►

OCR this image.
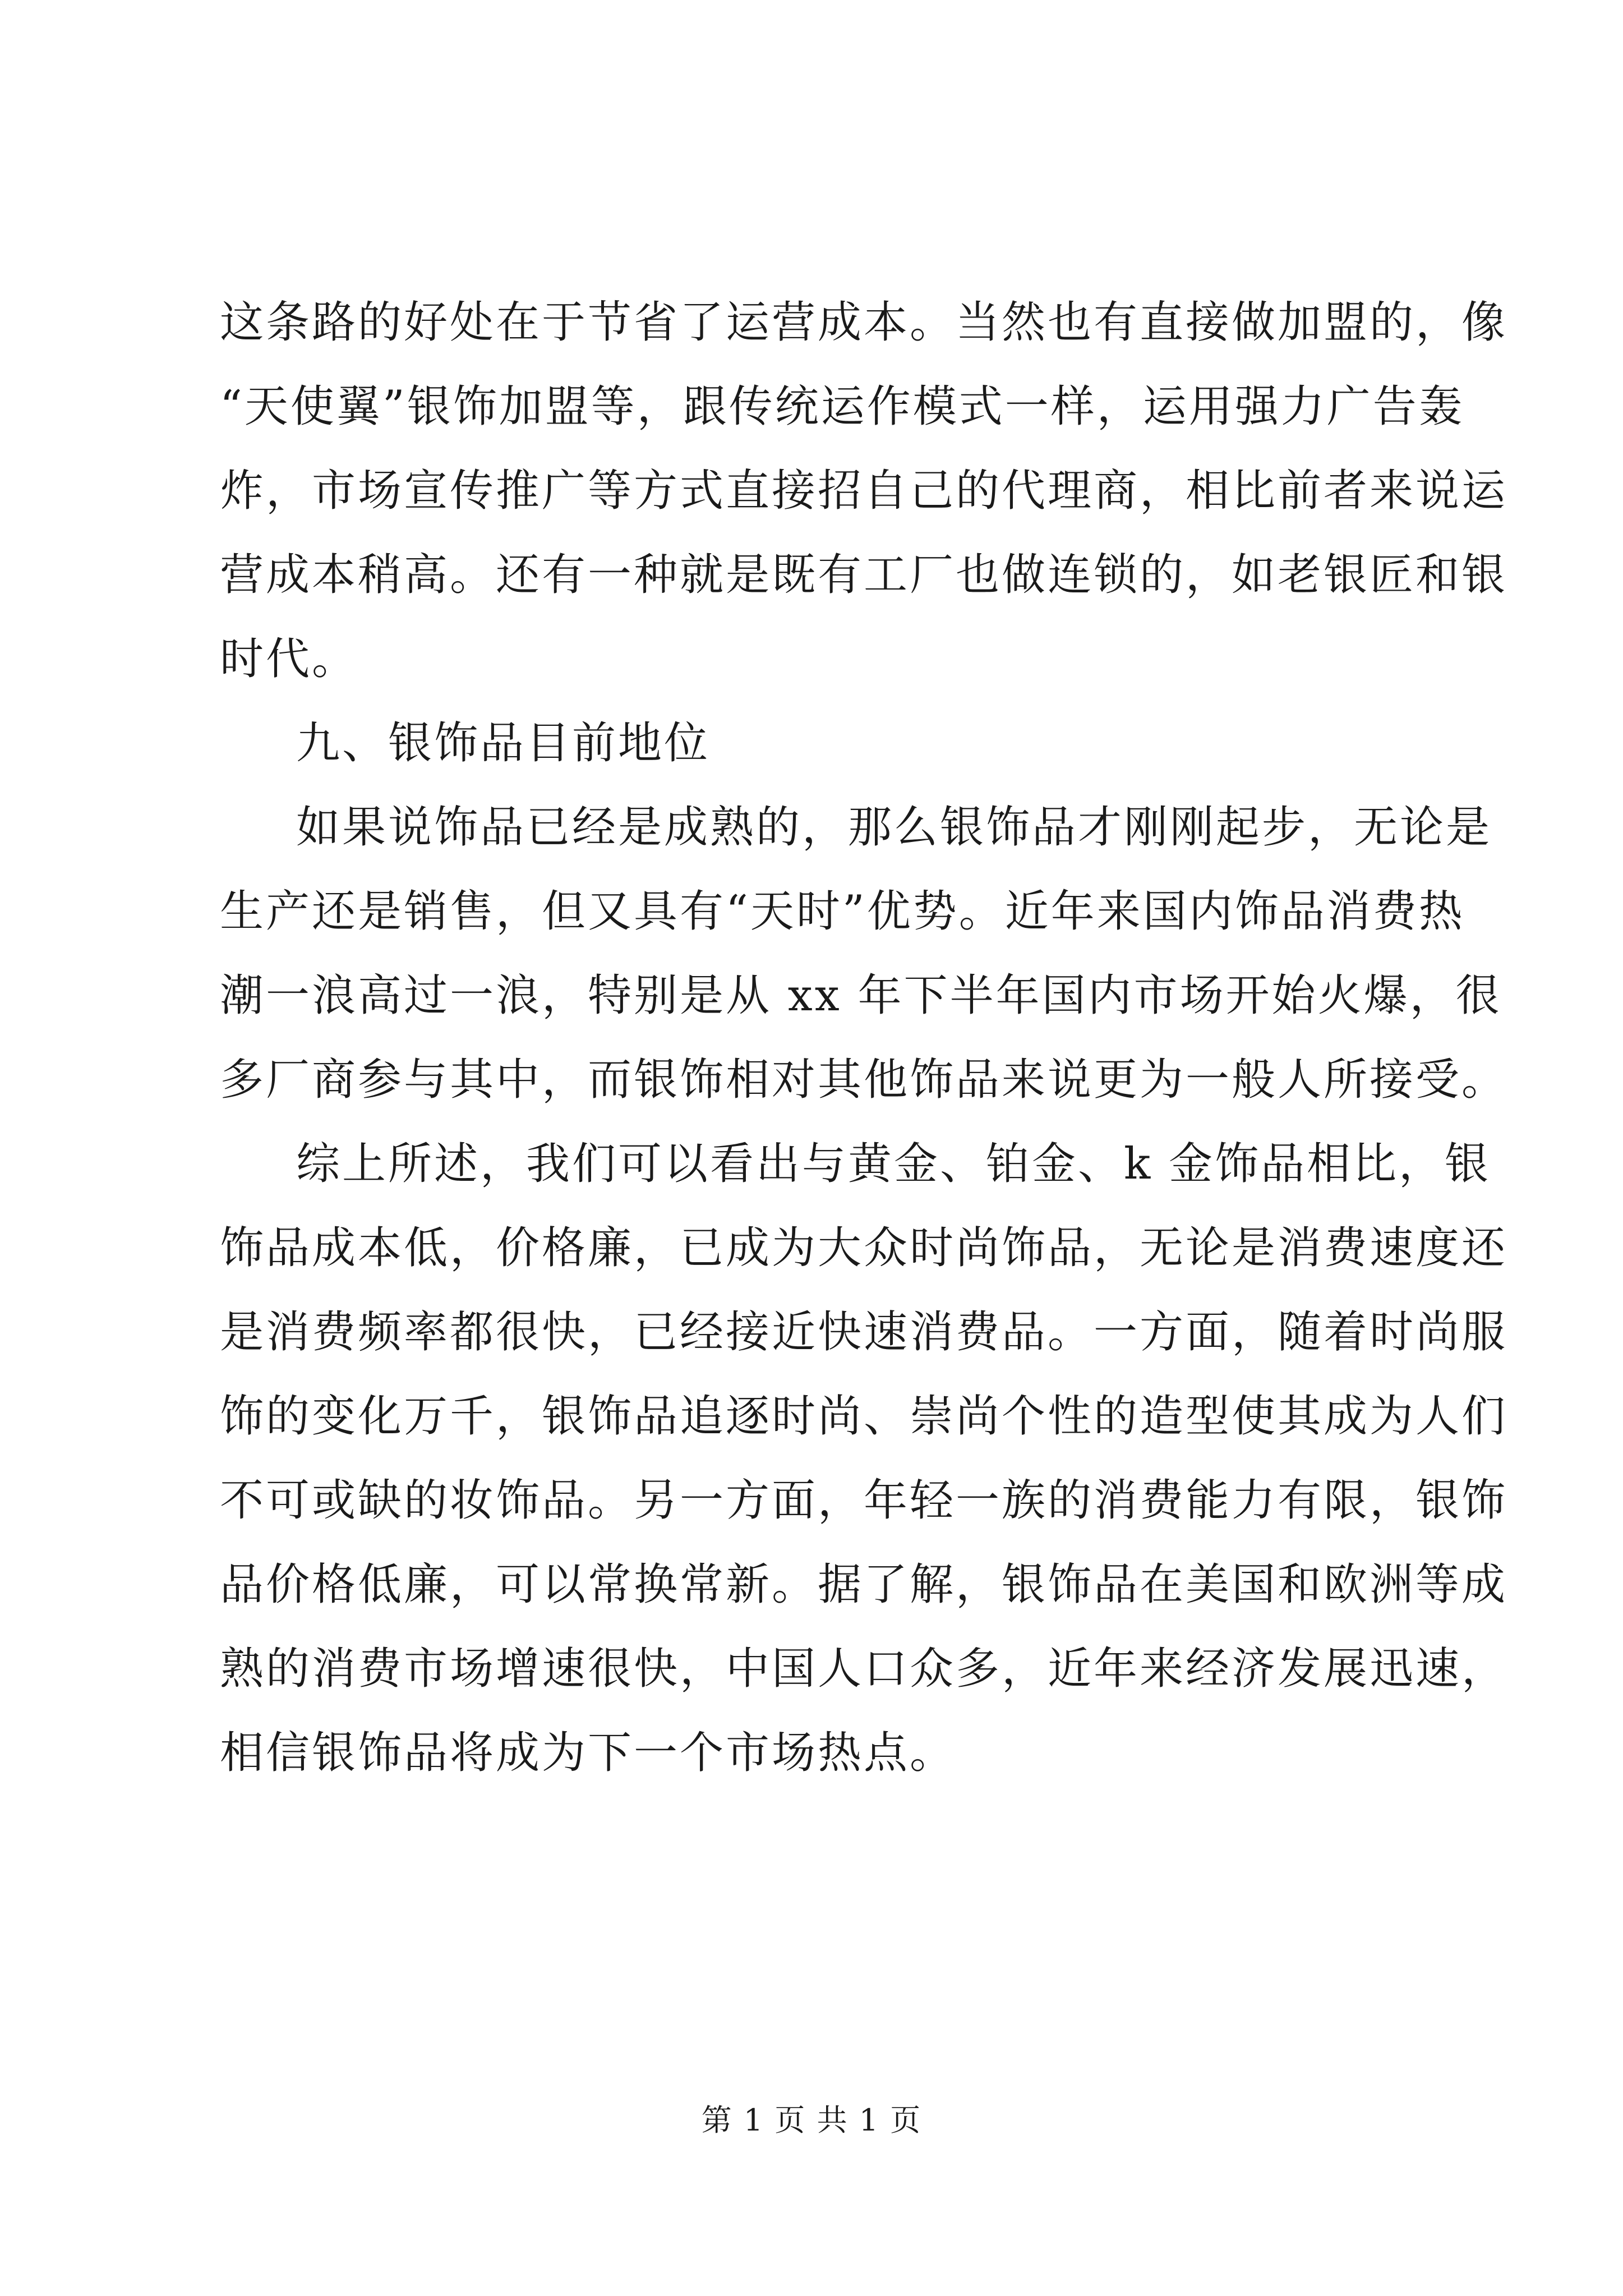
这条路的好处在于节省了运营成本。当然也有直接做加盟的，像
“天使翼”银饰加盟等，跟传统运作模式一样，运用强力广告轰
炸，市场宣传推广等方式直接招自己的代理商，相比前者来说运
营成本稍高。还有一种就是既有工厂也做连锁的，如老银匠和银
时代。
九、银饰品目前地位
如果说饰品已经是成熟的，那么银饰品才刚刚起步，无论是
生产还是销售，但又具有“天时”优势。近年来国内饰品消费热
潮一浪高过一浪，特别是从 xx 年下半年国内市场开始火爆，很
多厂商参与其中，而银饰相对其他饰品来说更为一般人所接受。
综上所述，我们可以看出与黄金、铂金、k 金饰品相比，银
饰品成本低，价格廉，已成为大众时尚饰品，无论是消费速度还
是消费频率都很快，已经接近快速消费品。一方面，随着时尚服
饰的变化万千，银饰品追逐时尚、崇尚个性的造型使其成为人们
不可或缺的妆饰品。另一方面，年轻一族的消费能力有限，银饰
品价格低廉，可以常换常新。据了解，银饰品在美国和欧洲等成
熟的消费市场增速很快，中国人口众多，近年来经济发展迅速，
相信银饰品将成为下一个市场热点。
第 1 页 共 1 页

◄

Reproduce each entry precisely, dropping only the pictures.

OCR this image.
这条路的好处在于节省了运营成本。当然也有直接做加盟的，像
“天使翼”银饰加盟等，跟传统运作模式一样，运用强力广告轰
炸，市场宣传推广等方式直接招自己的代理商，相比前者来说运
营成本稍高。还有一种就是既有工厂也做连锁的，如老银匠和银
时代。
九、银饰品目前地位
如果说饰品已经是成熟的，那么银饰品才刚刚起步，无论是
生产还是销售，但又具有“天时”优势。近年来国内饰品消费热
潮一浪高过一浪，特别是从 xx 年下半年国内市场开始火爆，很
多厂商参与其中，而银饰相对其他饰品来说更为一般人所接受。
综上所述，我们可以看出与黄金、铂金、k 金饰品相比，银
饰品成本低，价格廉，已成为大众时尚饰品，无论是消费速度还
是消费频率都很快，已经接近快速消费品。一方面，随着时尚服
饰的变化万千，银饰品追逐时尚、崇尚个性的造型使其成为人们
不可或缺的妆饰品。另一方面，年轻一族的消费能力有限，银饰
品价格低廉，可以常换常新。据了解，银饰品在美国和欧洲等成
熟的消费市场增速很快，中国人口众多，近年来经济发展迅速，
相信银饰品将成为下一个市场热点。
第 1 页 共 1 页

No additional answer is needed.